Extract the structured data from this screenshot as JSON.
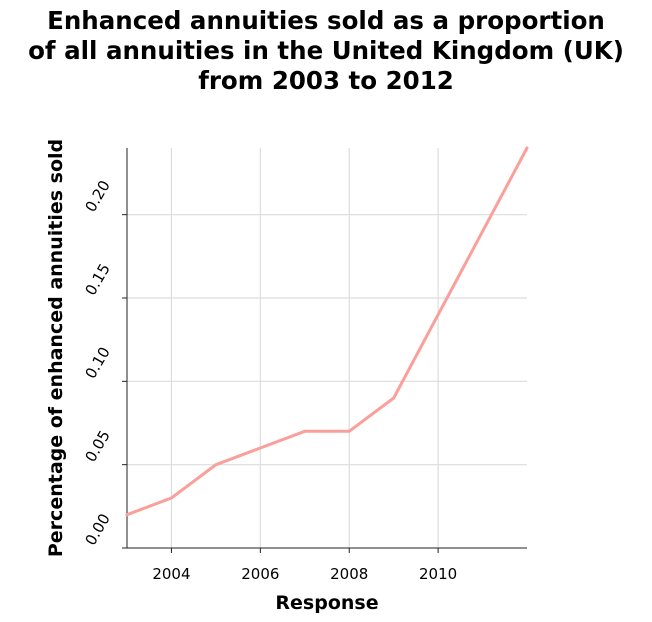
{
  "chart_data": {
    "type": "line",
    "title_lines": [
      "Enhanced annuities sold as a proportion",
      "of all annuities in the United Kingdom (UK)",
      "from 2003 to 2012"
    ],
    "xlabel": "Response",
    "ylabel": "Percentage of enhanced annuities sold",
    "x": [
      2003,
      2004,
      2005,
      2006,
      2007,
      2008,
      2009,
      2010,
      2011,
      2012
    ],
    "series": [
      {
        "values": [
          0.02,
          0.03,
          0.05,
          0.06,
          0.07,
          0.07,
          0.09,
          0.14,
          0.19,
          0.24
        ]
      }
    ],
    "xlim": [
      2003,
      2012
    ],
    "ylim": [
      0.0,
      0.24
    ],
    "xticks": [
      2004,
      2006,
      2008,
      2010
    ],
    "xtick_labels": [
      "2004",
      "2006",
      "2008",
      "2010"
    ],
    "yticks": [
      0.0,
      0.05,
      0.1,
      0.15,
      0.2
    ],
    "ytick_labels": [
      "0.00",
      "0.05",
      "0.10",
      "0.15",
      "0.20"
    ],
    "grid": true,
    "line_color": "#fa9f9a",
    "grid_color": "#dddddd"
  }
}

____

GIVEN EXERCISE: Where a line holds the string "annuities", copy that line.

FULL SOLUTION:
      "Enhanced annuities sold as a proportion",
      "of all annuities in the United Kingdom (UK)",
    "ylabel": "Percentage of enhanced annuities sold",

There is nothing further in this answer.